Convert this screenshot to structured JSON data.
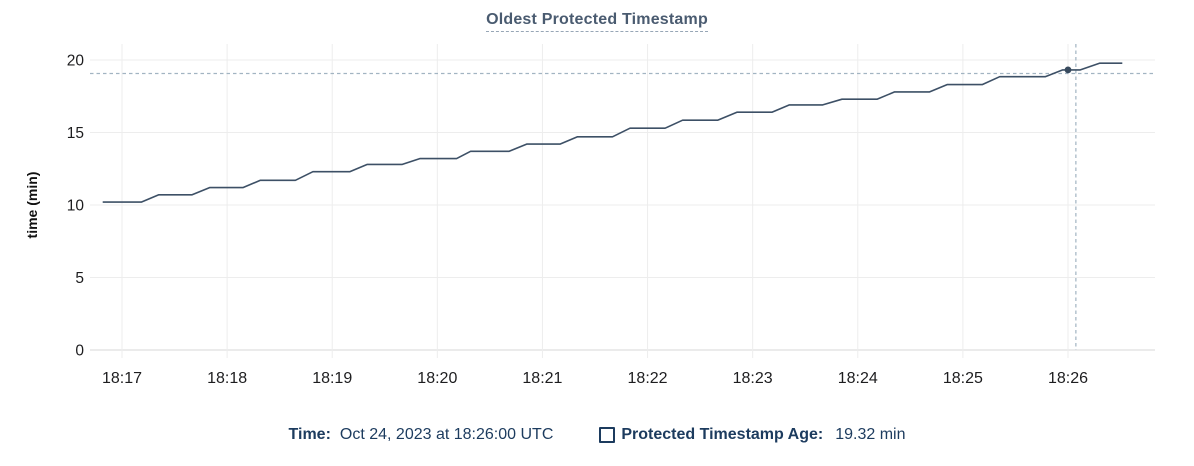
{
  "chart_data": {
    "type": "line",
    "title": "Oldest Protected Timestamp",
    "ylabel": "time (min)",
    "ylim": [
      0,
      20
    ],
    "y_ticks": [
      0,
      5,
      10,
      15,
      20
    ],
    "x_tick_labels": [
      "18:17",
      "18:18",
      "18:19",
      "18:20",
      "18:21",
      "18:22",
      "18:23",
      "18:24",
      "18:25",
      "18:26"
    ],
    "x_unit": "seconds since 18:16:00",
    "x_domain": [
      42,
      649
    ],
    "grid": true,
    "legend_position": "bottom",
    "series": [
      {
        "name": "Protected Timestamp Age",
        "unit": "min",
        "points": [
          [
            49,
            10.2
          ],
          [
            71,
            10.2
          ],
          [
            81,
            10.7
          ],
          [
            100,
            10.7
          ],
          [
            110,
            11.2
          ],
          [
            129,
            11.2
          ],
          [
            139,
            11.7
          ],
          [
            159,
            11.7
          ],
          [
            169,
            12.3
          ],
          [
            190,
            12.3
          ],
          [
            200,
            12.8
          ],
          [
            220,
            12.8
          ],
          [
            230,
            13.2
          ],
          [
            251,
            13.2
          ],
          [
            259,
            13.7
          ],
          [
            281,
            13.7
          ],
          [
            291,
            14.2
          ],
          [
            310,
            14.2
          ],
          [
            320,
            14.7
          ],
          [
            340,
            14.7
          ],
          [
            350,
            15.3
          ],
          [
            370,
            15.3
          ],
          [
            380,
            15.85
          ],
          [
            400,
            15.85
          ],
          [
            411,
            16.4
          ],
          [
            431,
            16.4
          ],
          [
            441,
            16.9
          ],
          [
            460,
            16.9
          ],
          [
            471,
            17.3
          ],
          [
            491,
            17.3
          ],
          [
            501,
            17.8
          ],
          [
            521,
            17.8
          ],
          [
            531,
            18.3
          ],
          [
            551,
            18.3
          ],
          [
            561,
            18.85
          ],
          [
            587,
            18.85
          ],
          [
            597,
            19.32
          ],
          [
            607,
            19.32
          ],
          [
            618,
            19.78
          ],
          [
            631,
            19.78
          ]
        ]
      }
    ],
    "hover": {
      "point": [
        600,
        19.32
      ],
      "crosshair_t": 604.5,
      "crosshair_value": 19.07
    }
  },
  "legend": {
    "time_key": "Time:",
    "time_value": "Oct 24, 2023 at 18:26:00 UTC",
    "series_key": "Protected Timestamp Age:",
    "series_value": "19.32 min",
    "series_checkbox_checked": false
  },
  "colors": {
    "line": "#3d5066",
    "dot": "#384a5e",
    "crosshair": "#a2b4c2",
    "grid": "#ededed",
    "baseline": "#d7d7d7",
    "tick_text": "#1d1d1f",
    "title_text": "#4a5b70",
    "title_underline": "#97a6b6",
    "legend_text": "#1c3b5e"
  }
}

- Task
Extract each line from the entries above that contains the string "Timestamp".

- Output of the task
    "title": "Oldest Protected Timestamp",
        "name": "Protected Timestamp Age",
    "series_key": "Protected Timestamp Age:",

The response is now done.